%%

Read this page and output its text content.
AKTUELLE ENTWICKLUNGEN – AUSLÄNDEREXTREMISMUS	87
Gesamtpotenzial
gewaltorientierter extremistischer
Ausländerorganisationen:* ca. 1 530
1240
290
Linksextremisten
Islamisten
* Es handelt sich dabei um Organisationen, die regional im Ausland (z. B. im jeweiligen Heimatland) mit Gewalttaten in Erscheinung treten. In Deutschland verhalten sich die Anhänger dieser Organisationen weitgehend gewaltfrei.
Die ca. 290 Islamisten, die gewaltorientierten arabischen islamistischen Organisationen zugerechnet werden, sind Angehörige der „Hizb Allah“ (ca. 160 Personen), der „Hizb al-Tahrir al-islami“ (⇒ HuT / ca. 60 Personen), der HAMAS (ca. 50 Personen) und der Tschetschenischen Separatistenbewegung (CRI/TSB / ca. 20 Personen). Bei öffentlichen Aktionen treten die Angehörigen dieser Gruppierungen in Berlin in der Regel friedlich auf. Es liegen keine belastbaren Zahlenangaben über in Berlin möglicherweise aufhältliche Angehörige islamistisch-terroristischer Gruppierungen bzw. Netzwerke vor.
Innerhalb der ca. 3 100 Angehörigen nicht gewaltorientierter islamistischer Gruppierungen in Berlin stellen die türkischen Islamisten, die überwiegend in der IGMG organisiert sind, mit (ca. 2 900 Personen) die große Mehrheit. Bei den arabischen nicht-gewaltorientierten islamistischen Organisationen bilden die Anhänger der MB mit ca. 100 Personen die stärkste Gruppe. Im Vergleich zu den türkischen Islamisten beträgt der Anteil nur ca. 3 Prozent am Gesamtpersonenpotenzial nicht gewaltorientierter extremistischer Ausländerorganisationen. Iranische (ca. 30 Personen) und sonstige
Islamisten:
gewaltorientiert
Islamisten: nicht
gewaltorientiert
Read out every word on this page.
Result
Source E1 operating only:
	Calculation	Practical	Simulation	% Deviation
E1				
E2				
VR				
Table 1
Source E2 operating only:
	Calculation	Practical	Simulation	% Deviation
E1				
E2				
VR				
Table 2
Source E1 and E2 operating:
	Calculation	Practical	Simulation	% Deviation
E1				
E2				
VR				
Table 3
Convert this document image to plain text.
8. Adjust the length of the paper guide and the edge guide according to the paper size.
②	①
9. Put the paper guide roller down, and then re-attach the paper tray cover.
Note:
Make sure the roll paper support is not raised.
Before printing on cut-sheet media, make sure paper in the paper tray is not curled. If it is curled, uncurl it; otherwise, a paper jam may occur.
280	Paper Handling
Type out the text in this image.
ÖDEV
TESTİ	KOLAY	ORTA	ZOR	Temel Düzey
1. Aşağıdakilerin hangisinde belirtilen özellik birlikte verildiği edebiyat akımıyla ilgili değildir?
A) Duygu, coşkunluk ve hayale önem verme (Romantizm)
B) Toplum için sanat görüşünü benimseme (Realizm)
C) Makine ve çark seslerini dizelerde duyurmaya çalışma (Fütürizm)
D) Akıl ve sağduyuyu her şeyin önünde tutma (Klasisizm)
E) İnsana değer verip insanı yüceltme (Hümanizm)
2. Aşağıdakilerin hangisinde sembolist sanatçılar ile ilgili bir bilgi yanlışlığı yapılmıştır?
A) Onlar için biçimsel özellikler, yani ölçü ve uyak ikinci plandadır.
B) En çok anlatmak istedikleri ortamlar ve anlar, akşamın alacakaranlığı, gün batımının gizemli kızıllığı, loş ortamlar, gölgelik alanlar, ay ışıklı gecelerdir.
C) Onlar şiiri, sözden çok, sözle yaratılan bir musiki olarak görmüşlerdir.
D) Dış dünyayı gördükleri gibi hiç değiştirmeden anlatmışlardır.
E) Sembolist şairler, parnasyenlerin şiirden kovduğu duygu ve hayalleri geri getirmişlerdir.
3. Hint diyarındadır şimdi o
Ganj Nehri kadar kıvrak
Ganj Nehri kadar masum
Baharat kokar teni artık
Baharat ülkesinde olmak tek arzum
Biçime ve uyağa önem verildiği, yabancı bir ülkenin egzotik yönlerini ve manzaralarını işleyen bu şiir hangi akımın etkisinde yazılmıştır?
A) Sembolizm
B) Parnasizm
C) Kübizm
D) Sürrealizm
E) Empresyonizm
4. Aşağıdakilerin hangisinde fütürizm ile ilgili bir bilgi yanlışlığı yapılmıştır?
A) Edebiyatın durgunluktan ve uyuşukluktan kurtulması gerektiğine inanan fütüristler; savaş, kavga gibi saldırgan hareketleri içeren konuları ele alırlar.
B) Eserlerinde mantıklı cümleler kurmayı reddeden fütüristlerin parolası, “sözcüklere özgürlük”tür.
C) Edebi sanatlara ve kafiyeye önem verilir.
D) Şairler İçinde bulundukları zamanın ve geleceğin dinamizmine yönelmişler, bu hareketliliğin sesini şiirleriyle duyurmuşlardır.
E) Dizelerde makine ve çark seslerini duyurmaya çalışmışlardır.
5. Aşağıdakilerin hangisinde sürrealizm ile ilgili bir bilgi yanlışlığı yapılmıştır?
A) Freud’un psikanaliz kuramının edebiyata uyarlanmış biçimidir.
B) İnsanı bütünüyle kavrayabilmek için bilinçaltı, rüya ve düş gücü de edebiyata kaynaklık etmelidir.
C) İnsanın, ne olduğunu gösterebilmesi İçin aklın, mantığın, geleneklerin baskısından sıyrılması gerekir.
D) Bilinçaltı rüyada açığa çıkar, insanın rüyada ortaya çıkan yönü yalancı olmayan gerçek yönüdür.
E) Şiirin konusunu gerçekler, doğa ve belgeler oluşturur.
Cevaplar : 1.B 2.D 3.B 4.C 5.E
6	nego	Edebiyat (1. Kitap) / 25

%%

=== Given exercise ===
Your task is to repeat each line of the material exactly.

=== The result ===
Read this page and output its text content.
AKTUELLE ENTWICKLUNGEN – AUSLÄNDEREXTREMISMUS	87
Gesamtpotenzial
gewaltorientierter extremistischer
Ausländerorganisationen:* ca. 1 530
1240
290
Linksextremisten
Islamisten
* Es handelt sich dabei um Organisationen, die regional im Ausland (z. B. im jeweiligen Heimatland) mit Gewalttaten in Erscheinung treten. In Deutschland verhalten sich die Anhänger dieser Organisationen weitgehend gewaltfrei.
Die ca. 290 Islamisten, die gewaltorientierten arabischen islamistischen Organisationen zugerechnet werden, sind Angehörige der „Hizb Allah“ (ca. 160 Personen), der „Hizb al-Tahrir al-islami“ (⇒ HuT / ca. 60 Personen), der HAMAS (ca. 50 Personen) und der Tschetschenischen Separatistenbewegung (CRI/TSB / ca. 20 Personen). Bei öffentlichen Aktionen treten die Angehörigen dieser Gruppierungen in Berlin in der Regel friedlich auf. Es liegen keine belastbaren Zahlenangaben über in Berlin möglicherweise aufhältliche Angehörige islamistisch-terroristischer Gruppierungen bzw. Netzwerke vor.
Innerhalb der ca. 3 100 Angehörigen nicht gewaltorientierter islamistischer Gruppierungen in Berlin stellen die türkischen Islamisten, die überwiegend in der IGMG organisiert sind, mit (ca. 2 900 Personen) die große Mehrheit. Bei den arabischen nicht-gewaltorientierten islamistischen Organisationen bilden die Anhänger der MB mit ca. 100 Personen die stärkste Gruppe. Im Vergleich zu den türkischen Islamisten beträgt der Anteil nur ca. 3 Prozent am Gesamtpersonenpotenzial nicht gewaltorientierter extremistischer Ausländerorganisationen. Iranische (ca. 30 Personen) und sonstige
Islamisten:
gewaltorientiert
Islamisten: nicht
gewaltorientiert
Read out every word on this page.
Result
Source E1 operating only:
	Calculation	Practical	Simulation	% Deviation
E1				
E2				
VR				
Table 1
Source E2 operating only:
	Calculation	Practical	Simulation	% Deviation
E1				
E2				
VR				
Table 2
Source E1 and E2 operating:
	Calculation	Practical	Simulation	% Deviation
E1				
E2				
VR				
Table 3
Convert this document image to plain text.
8. Adjust the length of the paper guide and the edge guide according to the paper size.
②	①
9. Put the paper guide roller down, and then re-attach the paper tray cover.
Note:
Make sure the roll paper support is not raised.
Before printing on cut-sheet media, make sure paper in the paper tray is not curled. If it is curled, uncurl it; otherwise, a paper jam may occur.
280	Paper Handling
Type out the text in this image.
ÖDEV
TESTİ	KOLAY	ORTA	ZOR	Temel Düzey
1. Aşağıdakilerin hangisinde belirtilen özellik birlikte verildiği edebiyat akımıyla ilgili değildir?
A) Duygu, coşkunluk ve hayale önem verme (Romantizm)
B) Toplum için sanat görüşünü benimseme (Realizm)
C) Makine ve çark seslerini dizelerde duyurmaya çalışma (Fütürizm)
D) Akıl ve sağduyuyu her şeyin önünde tutma (Klasisizm)
E) İnsana değer verip insanı yüceltme (Hümanizm)
2. Aşağıdakilerin hangisinde sembolist sanatçılar ile ilgili bir bilgi yanlışlığı yapılmıştır?
A) Onlar için biçimsel özellikler, yani ölçü ve uyak ikinci plandadır.
B) En çok anlatmak istedikleri ortamlar ve anlar, akşamın alacakaranlığı, gün batımının gizemli kızıllığı, loş ortamlar, gölgelik alanlar, ay ışıklı gecelerdir.
C) Onlar şiiri, sözden çok, sözle yaratılan bir musiki olarak görmüşlerdir.
D) Dış dünyayı gördükleri gibi hiç değiştirmeden anlatmışlardır.
E) Sembolist şairler, parnasyenlerin şiirden kovduğu duygu ve hayalleri geri getirmişlerdir.
3. Hint diyarındadır şimdi o
Ganj Nehri kadar kıvrak
Ganj Nehri kadar masum
Baharat kokar teni artık
Baharat ülkesinde olmak tek arzum
Biçime ve uyağa önem verildiği, yabancı bir ülkenin egzotik yönlerini ve manzaralarını işleyen bu şiir hangi akımın etkisinde yazılmıştır?
A) Sembolizm
B) Parnasizm
C) Kübizm
D) Sürrealizm
E) Empresyonizm
4. Aşağıdakilerin hangisinde fütürizm ile ilgili bir bilgi yanlışlığı yapılmıştır?
A) Edebiyatın durgunluktan ve uyuşukluktan kurtulması gerektiğine inanan fütüristler; savaş, kavga gibi saldırgan hareketleri içeren konuları ele alırlar.
B) Eserlerinde mantıklı cümleler kurmayı reddeden fütüristlerin parolası, “sözcüklere özgürlük”tür.
C) Edebi sanatlara ve kafiyeye önem verilir.
D) Şairler İçinde bulundukları zamanın ve geleceğin dinamizmine yönelmişler, bu hareketliliğin sesini şiirleriyle duyurmuşlardır.
E) Dizelerde makine ve çark seslerini duyurmaya çalışmışlardır.
5. Aşağıdakilerin hangisinde sürrealizm ile ilgili bir bilgi yanlışlığı yapılmıştır?
A) Freud’un psikanaliz kuramının edebiyata uyarlanmış biçimidir.
B) İnsanı bütünüyle kavrayabilmek için bilinçaltı, rüya ve düş gücü de edebiyata kaynaklık etmelidir.
C) İnsanın, ne olduğunu gösterebilmesi İçin aklın, mantığın, geleneklerin baskısından sıyrılması gerekir.
D) Bilinçaltı rüyada açığa çıkar, insanın rüyada ortaya çıkan yönü yalancı olmayan gerçek yönüdür.
E) Şiirin konusunu gerçekler, doğa ve belgeler oluşturur.
Cevaplar : 1.B 2.D 3.B 4.C 5.E
6	nego	Edebiyat (1. Kitap) / 25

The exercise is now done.